> INSTRUCTIONS TO FOLLOW
Wherever the string "process" occurs in a line of these records, report that line.

> PROVIDED RECORDS
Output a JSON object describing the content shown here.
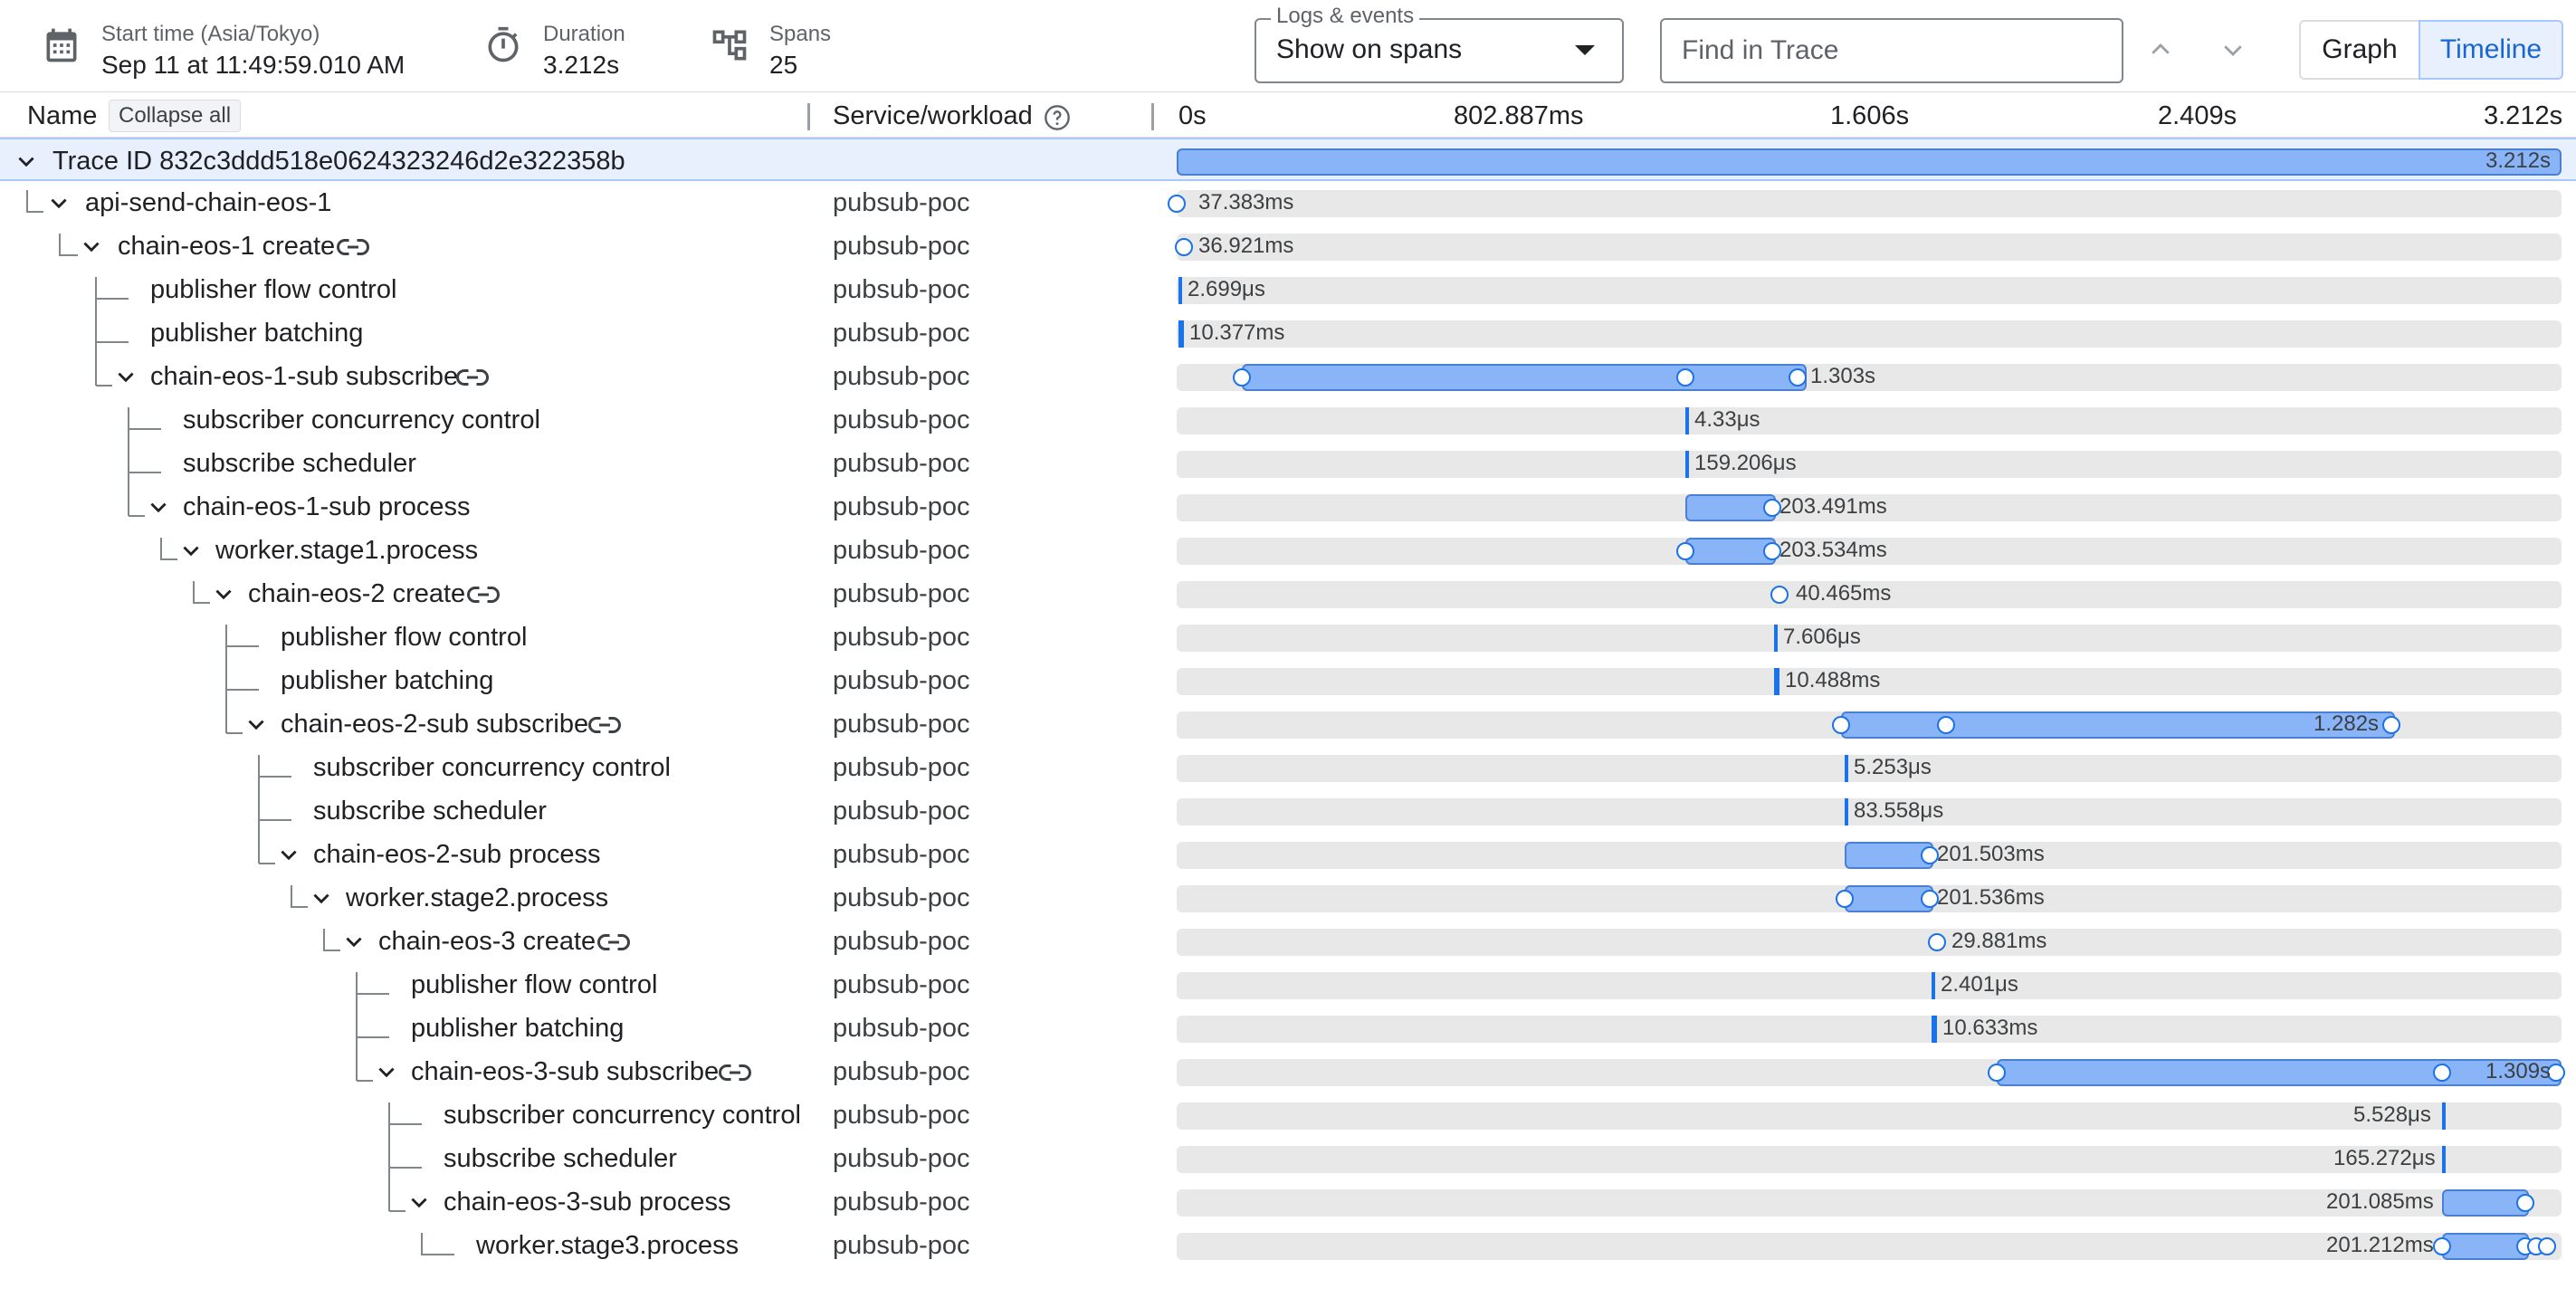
{
  "header": {
    "start_time_label": "Start time (Asia/Tokyo)",
    "start_time_value": "Sep 11 at 11:49:59.010 AM",
    "duration_label": "Duration",
    "duration_value": "3.212s",
    "spans_label": "Spans",
    "spans_value": "25",
    "logs_label": "Logs & events",
    "logs_value": "Show on spans",
    "find_placeholder": "Find in Trace",
    "view_graph": "Graph",
    "view_timeline": "Timeline"
  },
  "columns": {
    "name": "Name",
    "collapse_all": "Collapse all",
    "service": "Service/workload",
    "ticks": [
      "0s",
      "802.887ms",
      "1.606s",
      "2.409s",
      "3.212s"
    ]
  },
  "trace": {
    "label": "Trace ID 832c3ddd518e0624323246d2e322358b",
    "duration": "3.212s"
  },
  "spans": [
    {
      "name": "api-send-chain-eos-1",
      "service": "pubsub-poc",
      "duration": "37.383ms"
    },
    {
      "name": "chain-eos-1 create",
      "service": "pubsub-poc",
      "duration": "36.921ms"
    },
    {
      "name": "publisher flow control",
      "service": "pubsub-poc",
      "duration": "2.699μs"
    },
    {
      "name": "publisher batching",
      "service": "pubsub-poc",
      "duration": "10.377ms"
    },
    {
      "name": "chain-eos-1-sub subscribe",
      "service": "pubsub-poc",
      "duration": "1.303s"
    },
    {
      "name": "subscriber concurrency control",
      "service": "pubsub-poc",
      "duration": "4.33μs"
    },
    {
      "name": "subscribe scheduler",
      "service": "pubsub-poc",
      "duration": "159.206μs"
    },
    {
      "name": "chain-eos-1-sub process",
      "service": "pubsub-poc",
      "duration": "203.491ms"
    },
    {
      "name": "worker.stage1.process",
      "service": "pubsub-poc",
      "duration": "203.534ms"
    },
    {
      "name": "chain-eos-2 create",
      "service": "pubsub-poc",
      "duration": "40.465ms"
    },
    {
      "name": "publisher flow control",
      "service": "pubsub-poc",
      "duration": "7.606μs"
    },
    {
      "name": "publisher batching",
      "service": "pubsub-poc",
      "duration": "10.488ms"
    },
    {
      "name": "chain-eos-2-sub subscribe",
      "service": "pubsub-poc",
      "duration": "1.282s"
    },
    {
      "name": "subscriber concurrency control",
      "service": "pubsub-poc",
      "duration": "5.253μs"
    },
    {
      "name": "subscribe scheduler",
      "service": "pubsub-poc",
      "duration": "83.558μs"
    },
    {
      "name": "chain-eos-2-sub process",
      "service": "pubsub-poc",
      "duration": "201.503ms"
    },
    {
      "name": "worker.stage2.process",
      "service": "pubsub-poc",
      "duration": "201.536ms"
    },
    {
      "name": "chain-eos-3 create",
      "service": "pubsub-poc",
      "duration": "29.881ms"
    },
    {
      "name": "publisher flow control",
      "service": "pubsub-poc",
      "duration": "2.401μs"
    },
    {
      "name": "publisher batching",
      "service": "pubsub-poc",
      "duration": "10.633ms"
    },
    {
      "name": "chain-eos-3-sub subscribe",
      "service": "pubsub-poc",
      "duration": "1.309s"
    },
    {
      "name": "subscriber concurrency control",
      "service": "pubsub-poc",
      "duration": "5.528μs"
    },
    {
      "name": "subscribe scheduler",
      "service": "pubsub-poc",
      "duration": "165.272μs"
    },
    {
      "name": "chain-eos-3-sub process",
      "service": "pubsub-poc",
      "duration": "201.085ms"
    },
    {
      "name": "worker.stage3.process",
      "service": "pubsub-poc",
      "duration": "201.212ms"
    }
  ]
}
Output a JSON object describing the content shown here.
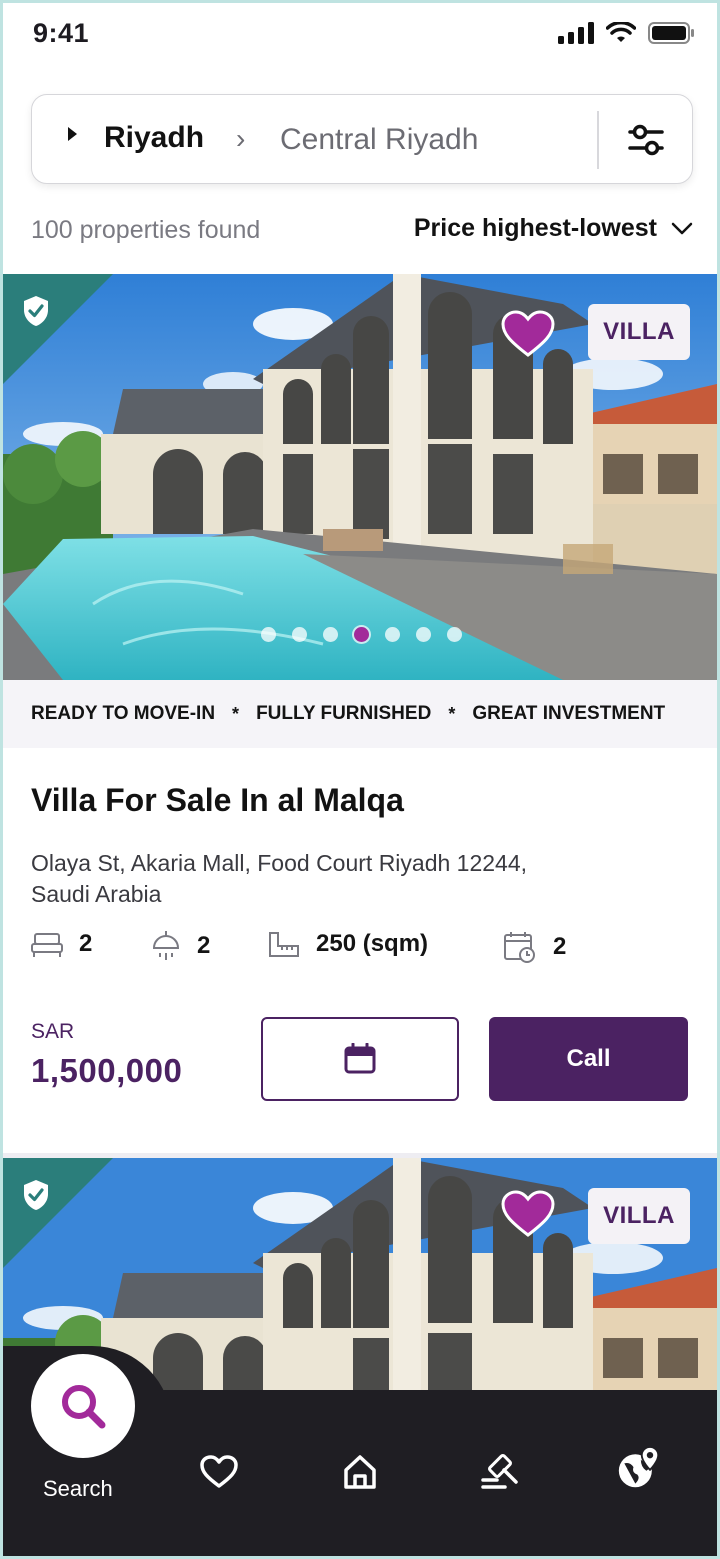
{
  "status_bar": {
    "time": "9:41"
  },
  "search_bar": {
    "city": "Riyadh",
    "area": "Central Riyadh"
  },
  "results": {
    "count_text": "100 properties found",
    "sort_label": "Price highest-lowest"
  },
  "listings": [
    {
      "type": "VILLA",
      "verified": true,
      "favorited": true,
      "carousel": {
        "total": 7,
        "active_index": 3
      },
      "tags": [
        "READY TO MOVE-IN",
        "FULLY FURNISHED",
        "GREAT INVESTMENT"
      ],
      "tag_separator": "*",
      "title": "Villa For Sale In al Malqa",
      "address": "Olaya St, Akaria Mall, Food Court Riyadh 12244, Saudi Arabia",
      "features": {
        "bedrooms": "2",
        "bathrooms": "2",
        "area": "250 (sqm)",
        "year": "2"
      },
      "currency": "SAR",
      "price": "1,500,000",
      "call_label": "Call"
    },
    {
      "type": "VILLA",
      "verified": true,
      "favorited": true
    }
  ],
  "bottom_nav": {
    "search_label": "Search"
  },
  "colors": {
    "brand": "#4b2262",
    "accent": "#a22a9a",
    "verified": "#2b7e7b",
    "nav_bg": "#1f1e23"
  }
}
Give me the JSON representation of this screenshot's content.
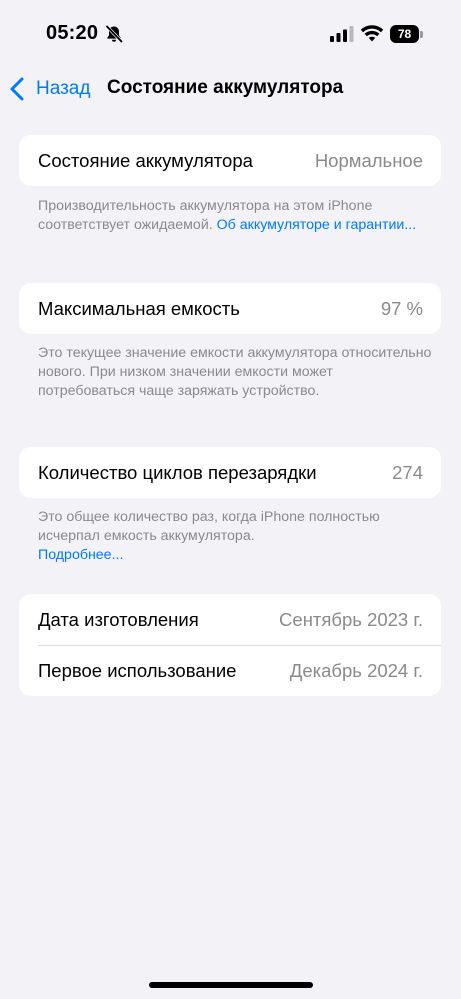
{
  "status_bar": {
    "time": "05:20",
    "battery_level": "78"
  },
  "nav": {
    "back_label": "Назад",
    "title": "Состояние аккумулятора"
  },
  "battery_health": {
    "label": "Состояние аккумулятора",
    "value": "Нормальное",
    "footnote_text": "Производительность аккумулятора на этом iPhone соответствует ожидаемой. ",
    "footnote_link": "Об аккумуляторе и гарантии..."
  },
  "max_capacity": {
    "label": "Максимальная емкость",
    "value": "97 %",
    "footnote_text": "Это текущее значение емкости аккумулятора относительно нового. При низком значении емкости может потребоваться чаще заряжать устройство."
  },
  "cycle_count": {
    "label": "Количество циклов перезарядки",
    "value": "274",
    "footnote_text": "Это общее количество раз, когда iPhone полностью исчерпал емкость аккумулятора.",
    "footnote_link": "Подробнее..."
  },
  "dates": {
    "manufacture_label": "Дата изготовления",
    "manufacture_value": "Сентябрь 2023 г.",
    "first_use_label": "Первое использование",
    "first_use_value": "Декабрь 2024 г."
  },
  "colors": {
    "accent": "#007aff",
    "background": "#f2f2f7",
    "secondary_text": "#8a8a8e"
  },
  "icons": [
    "bell-slash-icon",
    "cellular-signal-icon",
    "wifi-icon",
    "battery-icon",
    "chevron-left-icon"
  ]
}
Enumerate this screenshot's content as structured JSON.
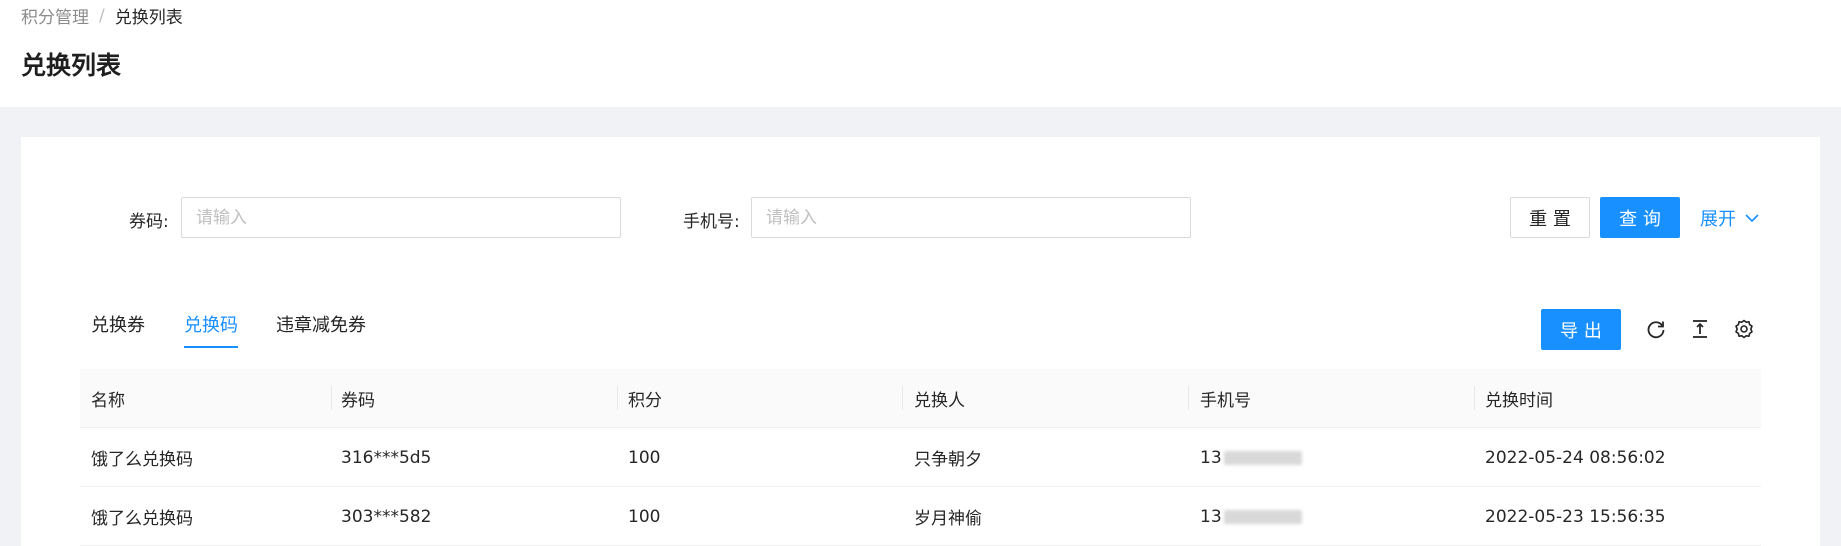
{
  "breadcrumb": {
    "parent": "积分管理",
    "separator": "/",
    "current": "兑换列表"
  },
  "page_title": "兑换列表",
  "search": {
    "code_label": "券码:",
    "code_placeholder": "请输入",
    "phone_label": "手机号:",
    "phone_placeholder": "请输入",
    "reset_label": "重 置",
    "query_label": "查 询",
    "expand_label": "展开"
  },
  "tabs": [
    {
      "label": "兑换券",
      "active": false
    },
    {
      "label": "兑换码",
      "active": true
    },
    {
      "label": "违章减免券",
      "active": false
    }
  ],
  "toolbar": {
    "export_label": "导 出",
    "icons": [
      "reload-icon",
      "column-height-icon",
      "setting-icon"
    ]
  },
  "table": {
    "columns": [
      "名称",
      "券码",
      "积分",
      "兑换人",
      "手机号",
      "兑换时间"
    ],
    "rows": [
      {
        "name": "饿了么兑换码",
        "code": "316***5d5",
        "points": "100",
        "user": "只争朝夕",
        "phone": "13",
        "time": "2022-05-24 08:56:02"
      },
      {
        "name": "饿了么兑换码",
        "code": "303***582",
        "points": "100",
        "user": "岁月神偷",
        "phone": "13",
        "time": "2022-05-23 15:56:35"
      }
    ]
  },
  "colors": {
    "primary": "#1890ff",
    "text": "#262626",
    "muted": "#8c8c8c",
    "border": "#d9d9d9",
    "page_bg": "#f0f2f5"
  }
}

> COMPLETE OUTPUT
      "name": "chain-eos-1-sub process",
      "name": "worker.stage1.process",
      "name": "chain-eos-2-sub process",
      "name": "worker.stage2.process",
      "name": "chain-eos-3-sub process",
      "name": "worker.stage3.process",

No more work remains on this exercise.